> **Ejercicios por resolver**:
[a] Traduce al inglés esta oración del pasaje sobre los derechos fundamentales: "El artículo 54 CE recoge además la Institución del Defensor del Pueblo, que garantiza la protección de los derechos y libertades frente la actuación de la Administración."
[b] Reproduce literalmente el fragmento del pasaje sobre los derechos fundamentales que va desde "Recuerde que..." hasta "de la personalidad.", ambos incluidos.

> **Pasaje citado**:
───
El artículo 54 CE recoge además la Institución del Defensor del Pueblo, que garantiza la protección de los derechos y libertades frente la actuación de la Administración.

Recuerde que...

  • La Constitución Española de 1978 recoge un amplio catálogo de derechos y libertades fundamentales, y además los dota de importantes garantías y derechos.
  • La declaración de derechos de la Constitución de 1978 no es una declaración cerrada: el artículo 10.1 constitucionaliza la existencia de todos aquellos derechos fundamentales, presentes o futuros, que sean inherentes a la dignidad de la persona humana y al libre desarrollo de la personalidad.
  • Los derechos incluidos en la Sección 1ª del Capítulo II, (artículos 15 a 29) bajo el rótulo "Derechos Fundamentales y libertades públicas" gozan de una especial protección, la más alta, pudiendo ser recabada su tutela por cualquier ciudadano ante los tribunales ordinarios por un procedimiento especial basado en los principios de preferencia y sumariedad y siendo susceptibles de amparo ante el Tribunal Constitucional. Sólo podrán ser desarrollados por Ley Orgánica, que deberá en todo caso respetar su contenido esencial.
───
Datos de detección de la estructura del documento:
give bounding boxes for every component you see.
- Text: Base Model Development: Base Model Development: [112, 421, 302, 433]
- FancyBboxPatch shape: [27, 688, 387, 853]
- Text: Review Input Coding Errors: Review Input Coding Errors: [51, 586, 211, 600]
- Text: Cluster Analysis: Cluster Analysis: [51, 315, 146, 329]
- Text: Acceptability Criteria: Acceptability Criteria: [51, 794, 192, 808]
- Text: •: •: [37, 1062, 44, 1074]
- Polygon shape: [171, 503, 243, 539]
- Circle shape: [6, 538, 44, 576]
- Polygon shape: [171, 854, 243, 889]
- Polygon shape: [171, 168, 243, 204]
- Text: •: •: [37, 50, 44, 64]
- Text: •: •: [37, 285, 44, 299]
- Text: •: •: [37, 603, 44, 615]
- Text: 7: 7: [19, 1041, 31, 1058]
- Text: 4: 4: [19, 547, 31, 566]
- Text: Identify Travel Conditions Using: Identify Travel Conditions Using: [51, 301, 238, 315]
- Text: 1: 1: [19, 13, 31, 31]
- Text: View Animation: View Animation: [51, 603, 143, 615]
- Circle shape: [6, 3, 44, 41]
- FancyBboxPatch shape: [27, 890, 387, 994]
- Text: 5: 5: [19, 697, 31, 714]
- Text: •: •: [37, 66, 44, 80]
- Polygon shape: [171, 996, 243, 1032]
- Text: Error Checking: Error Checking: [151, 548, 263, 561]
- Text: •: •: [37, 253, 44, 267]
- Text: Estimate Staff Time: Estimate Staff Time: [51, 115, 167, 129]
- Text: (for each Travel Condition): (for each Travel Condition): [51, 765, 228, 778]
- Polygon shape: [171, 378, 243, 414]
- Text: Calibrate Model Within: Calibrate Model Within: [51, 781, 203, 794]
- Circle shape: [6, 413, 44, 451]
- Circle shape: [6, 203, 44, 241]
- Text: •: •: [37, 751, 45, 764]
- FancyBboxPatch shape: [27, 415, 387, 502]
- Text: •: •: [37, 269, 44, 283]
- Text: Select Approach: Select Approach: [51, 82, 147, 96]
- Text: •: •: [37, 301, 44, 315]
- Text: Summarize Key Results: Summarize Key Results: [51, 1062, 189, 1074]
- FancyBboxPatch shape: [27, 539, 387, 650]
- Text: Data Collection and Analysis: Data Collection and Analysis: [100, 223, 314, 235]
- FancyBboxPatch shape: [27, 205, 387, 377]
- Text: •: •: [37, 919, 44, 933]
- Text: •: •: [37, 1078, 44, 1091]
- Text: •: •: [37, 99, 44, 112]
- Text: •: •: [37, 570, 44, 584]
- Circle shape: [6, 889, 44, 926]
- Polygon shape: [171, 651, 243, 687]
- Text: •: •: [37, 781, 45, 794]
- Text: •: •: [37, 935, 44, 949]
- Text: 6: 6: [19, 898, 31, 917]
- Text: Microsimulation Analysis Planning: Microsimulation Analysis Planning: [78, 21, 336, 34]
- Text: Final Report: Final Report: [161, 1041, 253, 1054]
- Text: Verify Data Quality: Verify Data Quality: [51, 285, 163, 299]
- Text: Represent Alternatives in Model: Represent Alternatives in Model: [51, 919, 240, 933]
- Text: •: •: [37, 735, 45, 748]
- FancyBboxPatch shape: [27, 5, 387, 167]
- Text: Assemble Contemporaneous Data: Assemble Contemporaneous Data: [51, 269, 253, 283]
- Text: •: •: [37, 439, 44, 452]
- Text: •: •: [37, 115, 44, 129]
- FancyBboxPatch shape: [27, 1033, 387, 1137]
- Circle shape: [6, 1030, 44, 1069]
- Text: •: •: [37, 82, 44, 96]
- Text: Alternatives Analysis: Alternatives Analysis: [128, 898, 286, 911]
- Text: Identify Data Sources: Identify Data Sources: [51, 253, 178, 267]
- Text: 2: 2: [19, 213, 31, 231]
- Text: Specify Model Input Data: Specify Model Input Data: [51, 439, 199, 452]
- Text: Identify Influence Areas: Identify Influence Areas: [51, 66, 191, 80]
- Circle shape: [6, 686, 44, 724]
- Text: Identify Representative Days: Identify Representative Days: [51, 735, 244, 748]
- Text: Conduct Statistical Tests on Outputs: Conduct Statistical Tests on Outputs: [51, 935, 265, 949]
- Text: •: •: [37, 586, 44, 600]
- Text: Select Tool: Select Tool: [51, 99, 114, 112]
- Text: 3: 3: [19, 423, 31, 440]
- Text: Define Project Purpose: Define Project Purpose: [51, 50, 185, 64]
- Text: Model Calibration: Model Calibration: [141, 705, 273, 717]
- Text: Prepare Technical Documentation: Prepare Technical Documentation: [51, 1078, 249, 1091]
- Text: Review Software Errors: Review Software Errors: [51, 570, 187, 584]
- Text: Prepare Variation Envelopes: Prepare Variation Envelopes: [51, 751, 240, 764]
───
> **Soluciones de ejercicios**:
[a] Article 54 CE also establishes the Institution of the Ombudsman, which guarantees the protection of rights and freedoms against the actions of the Administration.

[b]
Recuerde que...

  • La Constitución Española de 1978 recoge un amplio catálogo de derechos y libertades fundamentales, y además los dota de importantes garantías y derechos.
  • La declaración de derechos de la Constitución de 1978 no es una declaración cerrada: el artículo 10.1 constitucionaliza la existencia de todos aquellos derechos fundamentales, presentes o futuros, que sean inherentes a la dignidad de la persona humana y al libre desarrollo de la personalidad.